PROBLEM STATEMENT>
The listing below is to be output in its exact form.

RECORDS FOR THE EXERCISE>
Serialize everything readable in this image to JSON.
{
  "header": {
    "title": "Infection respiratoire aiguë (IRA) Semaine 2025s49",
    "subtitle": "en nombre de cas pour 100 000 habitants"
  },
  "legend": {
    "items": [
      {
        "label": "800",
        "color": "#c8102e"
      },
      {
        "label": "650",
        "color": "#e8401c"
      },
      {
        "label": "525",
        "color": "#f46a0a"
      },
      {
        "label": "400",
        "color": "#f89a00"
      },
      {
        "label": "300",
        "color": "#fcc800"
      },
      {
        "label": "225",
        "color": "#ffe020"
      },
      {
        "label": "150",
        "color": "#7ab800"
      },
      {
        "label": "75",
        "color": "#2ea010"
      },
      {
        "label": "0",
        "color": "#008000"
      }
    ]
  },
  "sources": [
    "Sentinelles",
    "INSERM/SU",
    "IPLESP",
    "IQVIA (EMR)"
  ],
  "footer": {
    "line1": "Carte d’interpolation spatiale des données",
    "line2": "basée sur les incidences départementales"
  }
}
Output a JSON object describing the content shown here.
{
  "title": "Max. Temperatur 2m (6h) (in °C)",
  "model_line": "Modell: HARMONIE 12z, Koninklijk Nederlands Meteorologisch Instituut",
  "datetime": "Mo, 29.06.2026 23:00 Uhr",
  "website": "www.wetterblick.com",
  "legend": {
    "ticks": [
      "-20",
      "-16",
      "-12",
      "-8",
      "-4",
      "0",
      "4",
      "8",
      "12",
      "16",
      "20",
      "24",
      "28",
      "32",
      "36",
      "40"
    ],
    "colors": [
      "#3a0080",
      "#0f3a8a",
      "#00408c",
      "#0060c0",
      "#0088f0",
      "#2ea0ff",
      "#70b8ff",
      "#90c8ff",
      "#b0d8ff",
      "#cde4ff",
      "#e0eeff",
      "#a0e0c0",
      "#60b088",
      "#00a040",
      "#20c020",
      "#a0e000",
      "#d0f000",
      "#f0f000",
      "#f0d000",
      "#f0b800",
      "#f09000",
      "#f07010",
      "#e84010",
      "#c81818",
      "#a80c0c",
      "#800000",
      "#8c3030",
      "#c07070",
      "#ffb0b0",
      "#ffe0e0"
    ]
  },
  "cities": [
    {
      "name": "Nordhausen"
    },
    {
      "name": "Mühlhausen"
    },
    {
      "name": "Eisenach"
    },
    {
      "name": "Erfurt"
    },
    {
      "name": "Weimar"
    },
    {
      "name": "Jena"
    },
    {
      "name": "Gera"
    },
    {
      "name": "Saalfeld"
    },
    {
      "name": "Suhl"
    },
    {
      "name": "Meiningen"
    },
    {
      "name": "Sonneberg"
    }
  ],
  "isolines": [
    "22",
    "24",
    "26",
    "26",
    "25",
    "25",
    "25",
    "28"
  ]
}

COMPLETE RESPONSE>
Serialize everything readable in this image to JSON.
{
  "header": {
    "title": "Infection respiratoire aiguë (IRA) Semaine 2025s49",
    "subtitle": "en nombre de cas pour 100 000 habitants"
  },
  "legend": {
    "items": [
      {
        "label": "800",
        "color": "#c8102e"
      },
      {
        "label": "650",
        "color": "#e8401c"
      },
      {
        "label": "525",
        "color": "#f46a0a"
      },
      {
        "label": "400",
        "color": "#f89a00"
      },
      {
        "label": "300",
        "color": "#fcc800"
      },
      {
        "label": "225",
        "color": "#ffe020"
      },
      {
        "label": "150",
        "color": "#7ab800"
      },
      {
        "label": "75",
        "color": "#2ea010"
      },
      {
        "label": "0",
        "color": "#008000"
      }
    ]
  },
  "sources": [
    "Sentinelles",
    "INSERM/SU",
    "IPLESP",
    "IQVIA (EMR)"
  ],
  "footer": {
    "line1": "Carte d’interpolation spatiale des données",
    "line2": "basée sur les incidences départementales"
  }
}
Output a JSON object describing the content shown here.
{
  "title": "Max. Temperatur 2m (6h) (in °C)",
  "model_line": "Modell: HARMONIE 12z, Koninklijk Nederlands Meteorologisch Instituut",
  "datetime": "Mo, 29.06.2026 23:00 Uhr",
  "website": "www.wetterblick.com",
  "legend": {
    "ticks": [
      "-20",
      "-16",
      "-12",
      "-8",
      "-4",
      "0",
      "4",
      "8",
      "12",
      "16",
      "20",
      "24",
      "28",
      "32",
      "36",
      "40"
    ],
    "colors": [
      "#3a0080",
      "#0f3a8a",
      "#00408c",
      "#0060c0",
      "#0088f0",
      "#2ea0ff",
      "#70b8ff",
      "#90c8ff",
      "#b0d8ff",
      "#cde4ff",
      "#e0eeff",
      "#a0e0c0",
      "#60b088",
      "#00a040",
      "#20c020",
      "#a0e000",
      "#d0f000",
      "#f0f000",
      "#f0d000",
      "#f0b800",
      "#f09000",
      "#f07010",
      "#e84010",
      "#c81818",
      "#a80c0c",
      "#800000",
      "#8c3030",
      "#c07070",
      "#ffb0b0",
      "#ffe0e0"
    ]
  },
  "cities": [
    {
      "name": "Nordhausen"
    },
    {
      "name": "Mühlhausen"
    },
    {
      "name": "Eisenach"
    },
    {
      "name": "Erfurt"
    },
    {
      "name": "Weimar"
    },
    {
      "name": "Jena"
    },
    {
      "name": "Gera"
    },
    {
      "name": "Saalfeld"
    },
    {
      "name": "Suhl"
    },
    {
      "name": "Meiningen"
    },
    {
      "name": "Sonneberg"
    }
  ],
  "isolines": [
    "22",
    "24",
    "26",
    "26",
    "25",
    "25",
    "25",
    "28"
  ]
}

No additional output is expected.